** START Given text **
If you are binding to a network reachable IP address, CrateDB performs a number
of bootstrap checks during startup. These checks examine your setup and will
prevent startup if a problem is detected.

This best practices guide is intended to help you configure your setup so that
CrateDB passes the bootstrap checks and can perform optimally.

If you are binding to the loopback address, the bootstrap checks will not be
run, but it is still a good idea to follow these instructions.

:::{TIP}
If you are using Docker, these checks are dependent on the host system. You
must configure the host system appropriately if you wish to run CrateDB on
Docker. Consult the additional documentation on Docker {ref}`resource
constraints <resource_constraints>` for more information.
:::

## System settings

### Official packages

If you are using one of the official packages, all of the necessary operating
system configuration is handled for you.

### Tarball

If you have installed CrateDB from a tarball, you must manually configure your
operating system.
** END Given text **
** START Extracted material **
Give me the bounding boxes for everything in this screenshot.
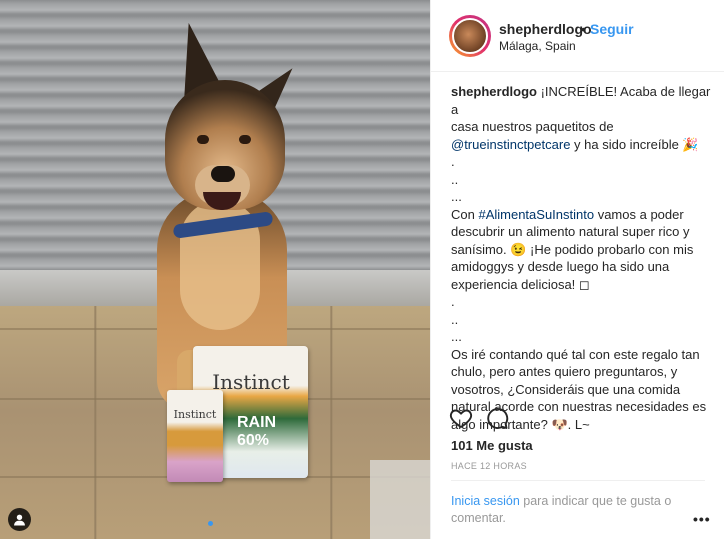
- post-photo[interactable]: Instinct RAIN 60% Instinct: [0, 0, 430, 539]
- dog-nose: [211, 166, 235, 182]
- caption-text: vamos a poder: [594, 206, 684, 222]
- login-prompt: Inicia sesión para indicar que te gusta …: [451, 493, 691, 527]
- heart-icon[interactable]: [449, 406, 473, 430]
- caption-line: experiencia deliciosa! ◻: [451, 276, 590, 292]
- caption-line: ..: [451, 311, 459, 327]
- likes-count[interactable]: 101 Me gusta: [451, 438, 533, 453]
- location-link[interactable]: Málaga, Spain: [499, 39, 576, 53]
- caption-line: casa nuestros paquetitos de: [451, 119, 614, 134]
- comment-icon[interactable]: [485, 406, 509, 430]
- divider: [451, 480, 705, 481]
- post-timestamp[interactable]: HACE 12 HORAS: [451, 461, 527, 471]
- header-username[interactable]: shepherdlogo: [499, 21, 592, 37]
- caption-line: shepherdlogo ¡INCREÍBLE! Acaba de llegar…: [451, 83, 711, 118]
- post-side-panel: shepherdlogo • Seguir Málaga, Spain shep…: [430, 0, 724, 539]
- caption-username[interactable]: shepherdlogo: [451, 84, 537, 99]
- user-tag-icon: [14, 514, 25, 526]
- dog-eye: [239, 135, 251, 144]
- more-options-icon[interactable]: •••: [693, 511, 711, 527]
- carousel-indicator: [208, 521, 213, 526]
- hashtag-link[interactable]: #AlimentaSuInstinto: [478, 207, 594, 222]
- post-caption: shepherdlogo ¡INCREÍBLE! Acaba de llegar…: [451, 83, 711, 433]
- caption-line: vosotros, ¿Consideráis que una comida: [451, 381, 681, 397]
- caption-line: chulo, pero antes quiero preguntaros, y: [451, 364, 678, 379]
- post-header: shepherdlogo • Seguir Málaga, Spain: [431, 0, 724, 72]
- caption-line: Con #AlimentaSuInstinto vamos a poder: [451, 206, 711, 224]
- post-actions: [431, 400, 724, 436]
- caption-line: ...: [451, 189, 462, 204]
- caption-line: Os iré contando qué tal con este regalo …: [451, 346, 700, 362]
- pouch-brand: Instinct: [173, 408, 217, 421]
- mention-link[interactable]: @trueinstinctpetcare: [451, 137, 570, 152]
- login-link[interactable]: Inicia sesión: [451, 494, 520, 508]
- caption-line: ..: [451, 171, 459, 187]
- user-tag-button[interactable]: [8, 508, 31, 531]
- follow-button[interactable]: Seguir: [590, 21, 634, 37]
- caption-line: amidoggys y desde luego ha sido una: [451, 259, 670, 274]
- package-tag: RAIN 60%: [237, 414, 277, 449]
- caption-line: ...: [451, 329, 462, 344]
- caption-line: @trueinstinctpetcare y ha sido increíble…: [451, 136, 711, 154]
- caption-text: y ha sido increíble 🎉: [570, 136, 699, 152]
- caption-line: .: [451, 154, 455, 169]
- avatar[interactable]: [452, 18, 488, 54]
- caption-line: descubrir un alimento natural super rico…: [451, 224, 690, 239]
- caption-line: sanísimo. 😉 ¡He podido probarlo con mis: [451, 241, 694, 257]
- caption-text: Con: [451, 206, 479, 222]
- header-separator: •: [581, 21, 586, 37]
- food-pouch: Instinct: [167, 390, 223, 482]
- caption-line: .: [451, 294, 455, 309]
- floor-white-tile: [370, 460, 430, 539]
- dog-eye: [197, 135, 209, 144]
** END Extracted material **
_Objective A_.
Reproduce word for word the part of the CrateDB bootstrap checks text from "If you are binding to the" up to and including "for more information.".
_Objective B_.
In the records, from the line with "- post-photo[interactable]: Instinct" up to and including the line with "- user-tag-button[interactable]: [8, 508, 31, 531]", swap "caption-line" for "caption-row" and give back only those lines, with nothing else altered.
The text and the records have nothing to do with each other.

_Written reply A_.
If you are binding to the loopback address, the bootstrap checks will not be
run, but it is still a good idea to follow these instructions.

:::{TIP}
If you are using Docker, these checks are dependent on the host system. You
must configure the host system appropriately if you wish to run CrateDB on
Docker. Consult the additional documentation on Docker {ref}`resource
constraints <resource_constraints>` for more information.

_Written reply B_.
- post-photo[interactable]: Instinct RAIN 60% Instinct: [0, 0, 430, 539]
- dog-nose: [211, 166, 235, 182]
- caption-text: vamos a poder: [594, 206, 684, 222]
- login-prompt: Inicia sesión para indicar que te gusta …: [451, 493, 691, 527]
- heart-icon[interactable]: [449, 406, 473, 430]
- caption-row: experiencia deliciosa! ◻: [451, 276, 590, 292]
- caption-row: ..: [451, 311, 459, 327]
- likes-count[interactable]: 101 Me gusta: [451, 438, 533, 453]
- location-link[interactable]: Málaga, Spain: [499, 39, 576, 53]
- caption-row: casa nuestros paquetitos de: [451, 119, 614, 134]
- comment-icon[interactable]: [485, 406, 509, 430]
- divider: [451, 480, 705, 481]
- post-timestamp[interactable]: HACE 12 HORAS: [451, 461, 527, 471]
- header-username[interactable]: shepherdlogo: [499, 21, 592, 37]
- caption-row: shepherdlogo ¡INCREÍBLE! Acaba de llegar…: [451, 83, 711, 118]
- post-side-panel: shepherdlogo • Seguir Málaga, Spain shep…: [430, 0, 724, 539]
- caption-username[interactable]: shepherdlogo: [451, 84, 537, 99]
- user-tag-icon: [14, 514, 25, 526]
- dog-eye: [239, 135, 251, 144]
- more-options-icon[interactable]: •••: [693, 511, 711, 527]
- carousel-indicator: [208, 521, 213, 526]
- hashtag-link[interactable]: #AlimentaSuInstinto: [478, 207, 594, 222]
- post-caption: shepherdlogo ¡INCREÍBLE! Acaba de llegar…: [451, 83, 711, 433]
- caption-row: vosotros, ¿Consideráis que una comida: [451, 381, 681, 397]
- caption-row: chulo, pero antes quiero preguntaros, y: [451, 364, 678, 379]
- post-header: shepherdlogo • Seguir Málaga, Spain: [431, 0, 724, 72]
- caption-row: Con #AlimentaSuInstinto vamos a poder: [451, 206, 711, 224]
- post-actions: [431, 400, 724, 436]
- caption-row: ...: [451, 189, 462, 204]
- caption-row: Os iré contando qué tal con este regalo …: [451, 346, 700, 362]
- pouch-brand: Instinct: [173, 408, 217, 421]
- mention-link[interactable]: @trueinstinctpetcare: [451, 137, 570, 152]
- login-link[interactable]: Inicia sesión: [451, 494, 520, 508]
- caption-row: ..: [451, 171, 459, 187]
- user-tag-button[interactable]: [8, 508, 31, 531]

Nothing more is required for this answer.